> _THE REQUEST_
For the entries that follow, state how many lines include the word "unauthorized", giving the number and nothing else.

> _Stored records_
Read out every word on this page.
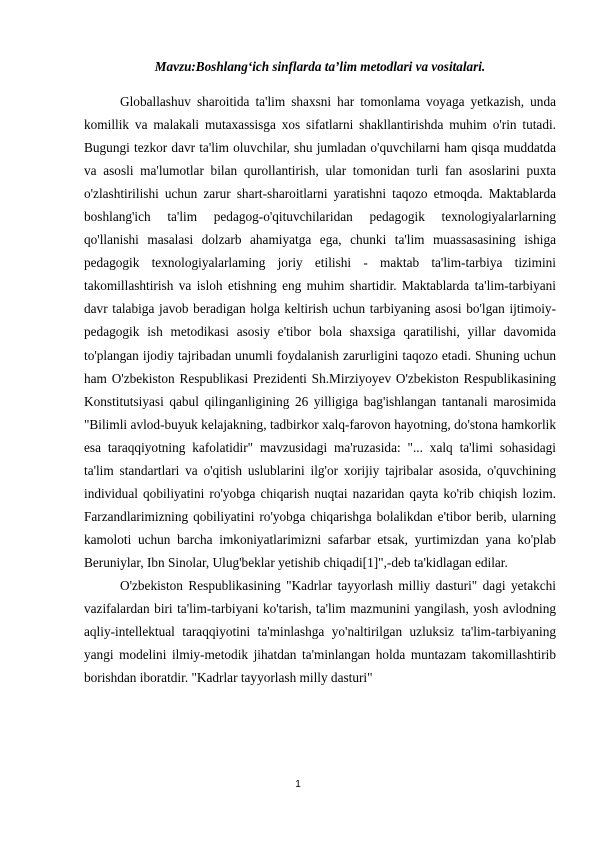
Mavzu:Boshlang‘ich sinflarda ta’lim metodlari va vositalari.

Globallashuv sharoitida ta'lim shaxsni har tomonlama voyaga yetkazish, unda komillik va malakali mutaxassisga xos sifatlarni shakllantirishda muhim o'rin tutadi. Bugungi tezkor davr ta'lim oluvchilar, shu jumladan o'quvchilarni ham qisqa muddatda va asosli ma'lumotlar bilan qurollantirish, ular tomonidan turli fan asoslarini puxta o'zlashtirilishi uchun zarur shart-sharoitlarni yaratishni taqozo etmoqda. Maktablarda boshlang'ich ta'lim pedagog-o'qituvchilaridan pedagogik texnologiyalarlarning qo'llanishi masalasi dolzarb ahamiyatga ega, chunki ta'lim muassasasining ishiga pedagogik texnologiyalarlaming joriy etilishi - maktab ta'lim-tarbiya tizimini takomillashtirish va isloh etishning eng muhim shartidir. Maktablarda ta'lim-tarbiyani davr talabiga javob beradigan holga keltirish uchun tarbiyaning asosi bo'lgan ijtimoiy-pedagogik ish metodikasi asosiy e'tibor bola shaxsiga qaratilishi, yillar davomida to'plangan ijodiy tajribadan unumli foydalanish zarurligini taqozo etadi. Shuning uchun ham O'zbekiston Respublikasi Prezidenti Sh.Mirziyoyev O'zbekiston Respublikasining Konstitutsiyasi qabul qilinganligining 26 yilligiga bag'ishlangan tantanali marosimida "Bilimli avlod-buyuk kelajakning, tadbirkor xalq-farovon hayotning, do'stona hamkorlik esa taraqqiyotning kafolatidir" mavzusidagi ma'ruzasida: "... xalq ta'limi sohasidagi ta'lim standartlari va o'qitish uslublarini ilg'or xorijiy tajribalar asosida, o'quvchining individual qobiliyatini ro'yobga chiqarish nuqtai nazaridan qayta ko'rib chiqish lozim. Farzandlarimizning qobiliyatini ro'yobga chiqarishga bolalikdan e'tibor berib, ularning kamoloti uchun barcha imkoniyatlarimizni safarbar etsak, yurtimizdan yana ko'plab Beruniylar, Ibn Sinolar, Ulug'beklar yetishib chiqadi[1]",-deb ta'kidlagan edilar.

O'zbekiston Respublikasining "Kadrlar tayyorlash milliy dasturi" dagi yetakchi vazifalardan biri ta'lim-tarbiyani ko'tarish, ta'lim mazmunini yangilash, yosh avlodning aqliy-intellektual taraqqiyotini ta'minlashga yo'naltirilgan uzluksiz ta'lim-tarbiyaning yangi modelini ilmiy-metodik jihatdan ta'minlangan holda muntazam takomillashtirib borishdan iboratdir. "Kadrlar tayyorlash milly dasturi"

1
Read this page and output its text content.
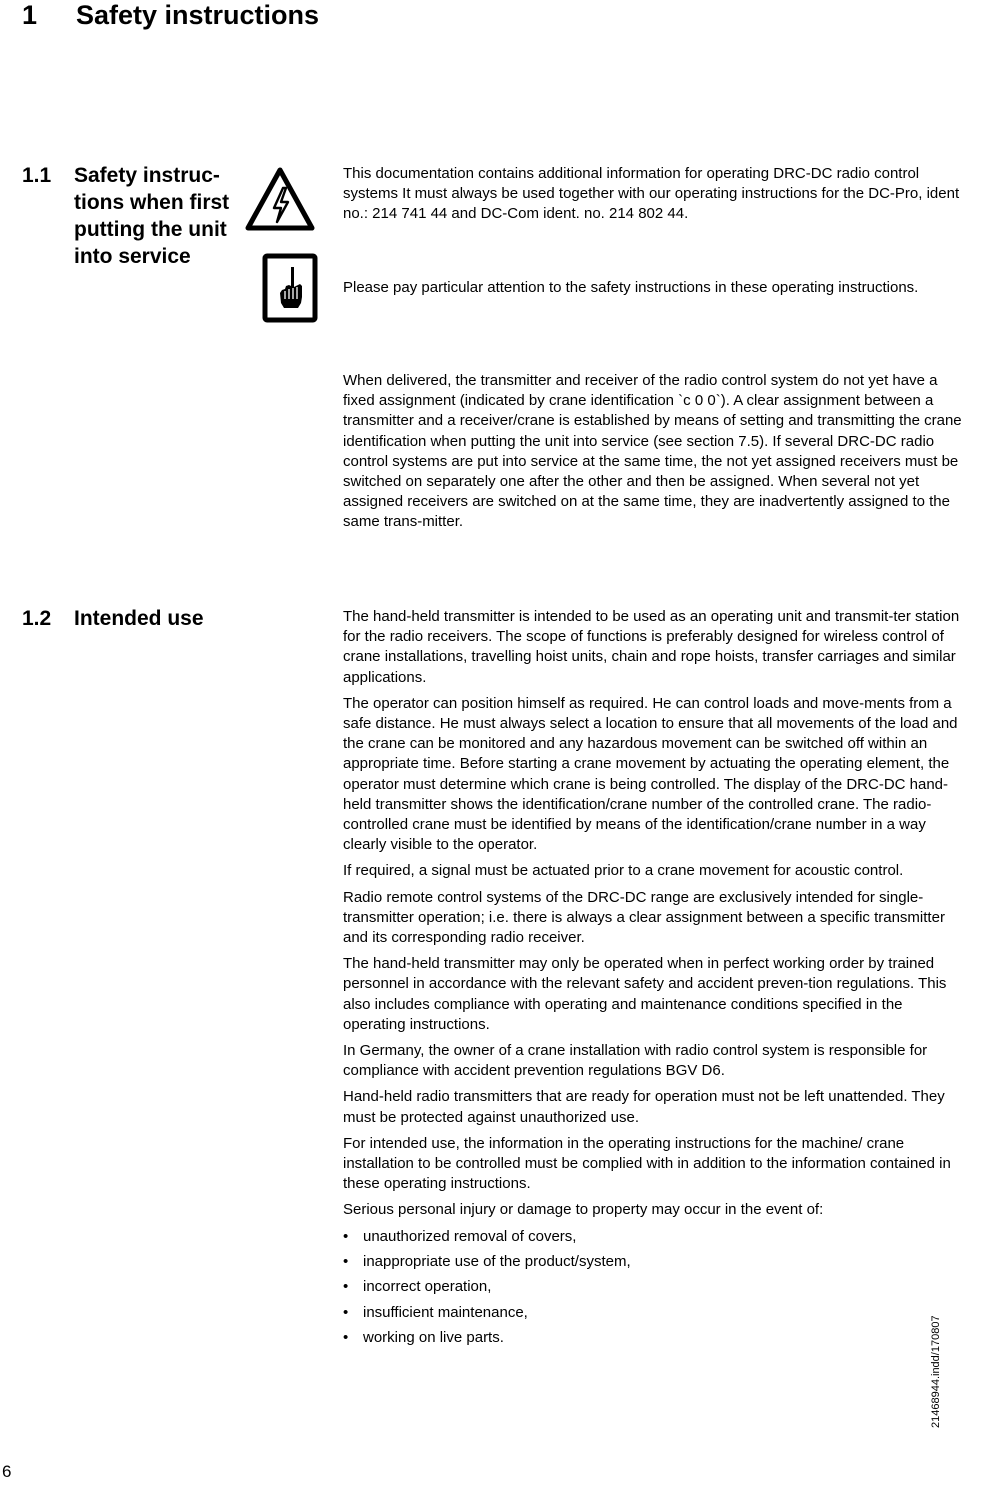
1 Safety instructions
1.1 Safety instruc-
tions when first
putting the unit
into service

This documentation contains additional information for operating DRC-DC radio control systems It must always be used together with our operating instructions for the DC-Pro, ident no.: 214 741 44 and DC-Com ident. no. 214 802 44.

Please pay particular attention to the safety instructions in these operating instructions.

When delivered, the transmitter and receiver of the radio control system do not yet have a fixed assignment (indicated by crane identification `c 0 0`). A clear assignment between a transmitter and a receiver/crane is established by means of setting and transmitting the crane identification when putting the unit into service (see section 7.5). If several DRC-DC radio control systems are put into service at the same time, the not yet assigned receivers must be switched on separately one after the other and then be assigned. When several not yet assigned receivers are switched on at the same time, they are inadvertently assigned to the same trans-mitter.

1.2 Intended use	The hand-held transmitter is intended to be used as an operating unit and transmit-ter station for the radio receivers. The scope of functions is preferably designed for wireless control of crane installations, travelling hoist units, chain and rope hoists, transfer carriages and similar applications.

The operator can position himself as required. He can control loads and move-ments from a safe distance. He must always select a location to ensure that all movements of the load and the crane can be monitored and any hazardous movement can be switched off within an appropriate time. Before starting a crane movement by actuating the operating element, the operator must determine which crane is being controlled. The display of the DRC-DC hand-held transmitter shows the identification/crane number of the controlled crane. The radio-controlled crane must be identified by means of the identification/crane number in a way clearly visible to the operator.

If required, a signal must be actuated prior to a crane movement for acoustic control.

Radio remote control systems of the DRC-DC range are exclusively intended for single-transmitter operation; i.e. there is always a clear assignment between a specific transmitter and its corresponding radio receiver.

The hand-held transmitter may only be operated when in perfect working order by trained personnel in accordance with the relevant safety and accident preven-tion regulations. This also includes compliance with operating and maintenance conditions specified in the operating instructions.

In Germany, the owner of a crane installation with radio control system is responsible for compliance with accident prevention regulations BGV D6.

Hand-held radio transmitters that are ready for operation must not be left unattended. They must be protected against unauthorized use.

For intended use, the information in the operating instructions for the machine/ crane installation to be controlled must be complied with in addition to the information contained in these operating instructions.

Serious personal injury or damage to property may occur in the event of:

• unauthorized removal of covers,
• inappropriate use of the product/system,
• incorrect operation,
• insufficient maintenance,
• working on live parts.
6
21468944.indd/170807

> _FULL SOLUTION_
2